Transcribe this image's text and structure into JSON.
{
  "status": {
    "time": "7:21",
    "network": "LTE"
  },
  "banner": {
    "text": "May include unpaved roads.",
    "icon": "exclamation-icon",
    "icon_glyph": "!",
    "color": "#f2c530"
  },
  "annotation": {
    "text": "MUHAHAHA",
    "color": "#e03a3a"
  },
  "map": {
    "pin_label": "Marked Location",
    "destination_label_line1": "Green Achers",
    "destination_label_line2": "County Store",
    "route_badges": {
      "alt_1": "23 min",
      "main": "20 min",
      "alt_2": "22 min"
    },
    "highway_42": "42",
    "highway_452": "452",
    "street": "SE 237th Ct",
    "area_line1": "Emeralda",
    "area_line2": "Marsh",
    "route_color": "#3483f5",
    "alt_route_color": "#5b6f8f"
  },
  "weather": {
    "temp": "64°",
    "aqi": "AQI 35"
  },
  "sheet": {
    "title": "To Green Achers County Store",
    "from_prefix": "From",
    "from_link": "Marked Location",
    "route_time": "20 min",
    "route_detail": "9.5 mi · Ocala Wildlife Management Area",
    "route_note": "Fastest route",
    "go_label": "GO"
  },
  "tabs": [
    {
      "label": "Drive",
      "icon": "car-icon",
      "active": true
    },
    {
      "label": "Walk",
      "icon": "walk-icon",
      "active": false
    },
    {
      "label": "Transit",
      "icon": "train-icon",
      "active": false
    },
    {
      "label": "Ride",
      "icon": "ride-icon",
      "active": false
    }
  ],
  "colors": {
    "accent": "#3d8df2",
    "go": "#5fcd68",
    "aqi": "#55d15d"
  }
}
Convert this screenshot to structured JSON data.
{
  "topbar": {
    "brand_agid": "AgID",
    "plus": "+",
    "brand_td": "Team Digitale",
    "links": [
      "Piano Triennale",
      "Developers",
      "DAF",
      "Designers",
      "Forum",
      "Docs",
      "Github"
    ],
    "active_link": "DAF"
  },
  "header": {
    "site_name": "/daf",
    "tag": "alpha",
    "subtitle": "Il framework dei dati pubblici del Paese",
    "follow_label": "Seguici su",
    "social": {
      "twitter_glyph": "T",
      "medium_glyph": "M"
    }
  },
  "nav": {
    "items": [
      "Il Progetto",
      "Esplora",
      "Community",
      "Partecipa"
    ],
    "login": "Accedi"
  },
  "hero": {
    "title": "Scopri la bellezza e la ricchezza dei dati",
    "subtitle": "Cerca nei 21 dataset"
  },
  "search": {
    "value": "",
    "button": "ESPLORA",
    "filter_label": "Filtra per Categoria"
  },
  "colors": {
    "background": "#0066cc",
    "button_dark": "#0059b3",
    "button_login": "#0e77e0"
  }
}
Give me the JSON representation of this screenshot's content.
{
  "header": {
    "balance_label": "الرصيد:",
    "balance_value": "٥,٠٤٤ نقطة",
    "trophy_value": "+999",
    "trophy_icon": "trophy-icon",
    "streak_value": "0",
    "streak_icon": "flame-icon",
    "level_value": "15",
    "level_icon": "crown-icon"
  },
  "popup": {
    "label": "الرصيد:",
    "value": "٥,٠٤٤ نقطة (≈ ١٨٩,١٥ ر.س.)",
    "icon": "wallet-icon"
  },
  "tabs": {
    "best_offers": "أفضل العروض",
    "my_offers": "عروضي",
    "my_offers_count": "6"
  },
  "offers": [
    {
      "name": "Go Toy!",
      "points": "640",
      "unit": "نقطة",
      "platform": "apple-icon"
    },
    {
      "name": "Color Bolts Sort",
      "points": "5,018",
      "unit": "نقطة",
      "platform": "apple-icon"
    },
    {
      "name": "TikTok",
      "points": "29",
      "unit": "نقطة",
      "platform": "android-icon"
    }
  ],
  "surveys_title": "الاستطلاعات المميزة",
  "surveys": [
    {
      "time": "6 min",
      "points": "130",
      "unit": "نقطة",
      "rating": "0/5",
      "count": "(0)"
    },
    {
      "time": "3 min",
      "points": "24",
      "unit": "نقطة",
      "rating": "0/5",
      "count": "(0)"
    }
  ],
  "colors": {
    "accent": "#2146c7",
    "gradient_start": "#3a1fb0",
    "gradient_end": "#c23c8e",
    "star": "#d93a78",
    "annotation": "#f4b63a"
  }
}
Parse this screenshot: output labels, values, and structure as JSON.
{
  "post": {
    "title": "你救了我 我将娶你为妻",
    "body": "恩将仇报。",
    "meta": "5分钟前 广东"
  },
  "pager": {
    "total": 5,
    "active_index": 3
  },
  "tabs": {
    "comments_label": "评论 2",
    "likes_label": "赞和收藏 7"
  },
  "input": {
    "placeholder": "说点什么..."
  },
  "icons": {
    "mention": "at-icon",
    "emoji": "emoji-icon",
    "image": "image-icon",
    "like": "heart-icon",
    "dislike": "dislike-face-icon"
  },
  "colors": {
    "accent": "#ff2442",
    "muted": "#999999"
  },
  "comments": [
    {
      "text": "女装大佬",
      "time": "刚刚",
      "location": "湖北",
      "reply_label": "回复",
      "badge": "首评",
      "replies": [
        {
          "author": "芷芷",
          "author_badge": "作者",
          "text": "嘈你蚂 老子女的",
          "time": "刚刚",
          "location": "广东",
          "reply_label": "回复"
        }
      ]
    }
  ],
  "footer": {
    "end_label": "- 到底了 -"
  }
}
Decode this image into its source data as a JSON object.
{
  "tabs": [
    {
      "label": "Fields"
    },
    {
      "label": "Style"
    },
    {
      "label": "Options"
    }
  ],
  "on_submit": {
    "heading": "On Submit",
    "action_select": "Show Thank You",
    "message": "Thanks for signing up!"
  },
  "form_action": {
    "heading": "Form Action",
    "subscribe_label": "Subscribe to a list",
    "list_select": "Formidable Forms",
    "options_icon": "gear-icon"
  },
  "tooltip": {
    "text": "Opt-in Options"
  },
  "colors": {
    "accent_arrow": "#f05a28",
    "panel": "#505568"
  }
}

• • • •

_Exercise goal_: Faithfully copy every entry, leaving nothing out.

_Reply_:
Transcribe this image's text and structure into JSON.
{
  "status": {
    "time": "7:21",
    "network": "LTE"
  },
  "banner": {
    "text": "May include unpaved roads.",
    "icon": "exclamation-icon",
    "icon_glyph": "!",
    "color": "#f2c530"
  },
  "annotation": {
    "text": "MUHAHAHA",
    "color": "#e03a3a"
  },
  "map": {
    "pin_label": "Marked Location",
    "destination_label_line1": "Green Achers",
    "destination_label_line2": "County Store",
    "route_badges": {
      "alt_1": "23 min",
      "main": "20 min",
      "alt_2": "22 min"
    },
    "highway_42": "42",
    "highway_452": "452",
    "street": "SE 237th Ct",
    "area_line1": "Emeralda",
    "area_line2": "Marsh",
    "route_color": "#3483f5",
    "alt_route_color": "#5b6f8f"
  },
  "weather": {
    "temp": "64°",
    "aqi": "AQI 35"
  },
  "sheet": {
    "title": "To Green Achers County Store",
    "from_prefix": "From",
    "from_link": "Marked Location",
    "route_time": "20 min",
    "route_detail": "9.5 mi · Ocala Wildlife Management Area",
    "route_note": "Fastest route",
    "go_label": "GO"
  },
  "tabs": [
    {
      "label": "Drive",
      "icon": "car-icon",
      "active": true
    },
    {
      "label": "Walk",
      "icon": "walk-icon",
      "active": false
    },
    {
      "label": "Transit",
      "icon": "train-icon",
      "active": false
    },
    {
      "label": "Ride",
      "icon": "ride-icon",
      "active": false
    }
  ],
  "colors": {
    "accent": "#3d8df2",
    "go": "#5fcd68",
    "aqi": "#55d15d"
  }
}
Convert this screenshot to structured JSON data.
{
  "topbar": {
    "brand_agid": "AgID",
    "plus": "+",
    "brand_td": "Team Digitale",
    "links": [
      "Piano Triennale",
      "Developers",
      "DAF",
      "Designers",
      "Forum",
      "Docs",
      "Github"
    ],
    "active_link": "DAF"
  },
  "header": {
    "site_name": "/daf",
    "tag": "alpha",
    "subtitle": "Il framework dei dati pubblici del Paese",
    "follow_label": "Seguici su",
    "social": {
      "twitter_glyph": "T",
      "medium_glyph": "M"
    }
  },
  "nav": {
    "items": [
      "Il Progetto",
      "Esplora",
      "Community",
      "Partecipa"
    ],
    "login": "Accedi"
  },
  "hero": {
    "title": "Scopri la bellezza e la ricchezza dei dati",
    "subtitle": "Cerca nei 21 dataset"
  },
  "search": {
    "value": "",
    "button": "ESPLORA",
    "filter_label": "Filtra per Categoria"
  },
  "colors": {
    "background": "#0066cc",
    "button_dark": "#0059b3",
    "button_login": "#0e77e0"
  }
}
Give me the JSON representation of this screenshot's content.
{
  "header": {
    "balance_label": "الرصيد:",
    "balance_value": "٥,٠٤٤ نقطة",
    "trophy_value": "+999",
    "trophy_icon": "trophy-icon",
    "streak_value": "0",
    "streak_icon": "flame-icon",
    "level_value": "15",
    "level_icon": "crown-icon"
  },
  "popup": {
    "label": "الرصيد:",
    "value": "٥,٠٤٤ نقطة (≈ ١٨٩,١٥ ر.س.)",
    "icon": "wallet-icon"
  },
  "tabs": {
    "best_offers": "أفضل العروض",
    "my_offers": "عروضي",
    "my_offers_count": "6"
  },
  "offers": [
    {
      "name": "Go Toy!",
      "points": "640",
      "unit": "نقطة",
      "platform": "apple-icon"
    },
    {
      "name": "Color Bolts Sort",
      "points": "5,018",
      "unit": "نقطة",
      "platform": "apple-icon"
    },
    {
      "name": "TikTok",
      "points": "29",
      "unit": "نقطة",
      "platform": "android-icon"
    }
  ],
  "surveys_title": "الاستطلاعات المميزة",
  "surveys": [
    {
      "time": "6 min",
      "points": "130",
      "unit": "نقطة",
      "rating": "0/5",
      "count": "(0)"
    },
    {
      "time": "3 min",
      "points": "24",
      "unit": "نقطة",
      "rating": "0/5",
      "count": "(0)"
    }
  ],
  "colors": {
    "accent": "#2146c7",
    "gradient_start": "#3a1fb0",
    "gradient_end": "#c23c8e",
    "star": "#d93a78",
    "annotation": "#f4b63a"
  }
}
Parse this screenshot: output labels, values, and structure as JSON.
{
  "post": {
    "title": "你救了我 我将娶你为妻",
    "body": "恩将仇报。",
    "meta": "5分钟前 广东"
  },
  "pager": {
    "total": 5,
    "active_index": 3
  },
  "tabs": {
    "comments_label": "评论 2",
    "likes_label": "赞和收藏 7"
  },
  "input": {
    "placeholder": "说点什么..."
  },
  "icons": {
    "mention": "at-icon",
    "emoji": "emoji-icon",
    "image": "image-icon",
    "like": "heart-icon",
    "dislike": "dislike-face-icon"
  },
  "colors": {
    "accent": "#ff2442",
    "muted": "#999999"
  },
  "comments": [
    {
      "text": "女装大佬",
      "time": "刚刚",
      "location": "湖北",
      "reply_label": "回复",
      "badge": "首评",
      "replies": [
        {
          "author": "芷芷",
          "author_badge": "作者",
          "text": "嘈你蚂 老子女的",
          "time": "刚刚",
          "location": "广东",
          "reply_label": "回复"
        }
      ]
    }
  ],
  "footer": {
    "end_label": "- 到底了 -"
  }
}
Decode this image into its source data as a JSON object.
{
  "tabs": [
    {
      "label": "Fields"
    },
    {
      "label": "Style"
    },
    {
      "label": "Options"
    }
  ],
  "on_submit": {
    "heading": "On Submit",
    "action_select": "Show Thank You",
    "message": "Thanks for signing up!"
  },
  "form_action": {
    "heading": "Form Action",
    "subscribe_label": "Subscribe to a list",
    "list_select": "Formidable Forms",
    "options_icon": "gear-icon"
  },
  "tooltip": {
    "text": "Opt-in Options"
  },
  "colors": {
    "accent_arrow": "#f05a28",
    "panel": "#505568"
  }
}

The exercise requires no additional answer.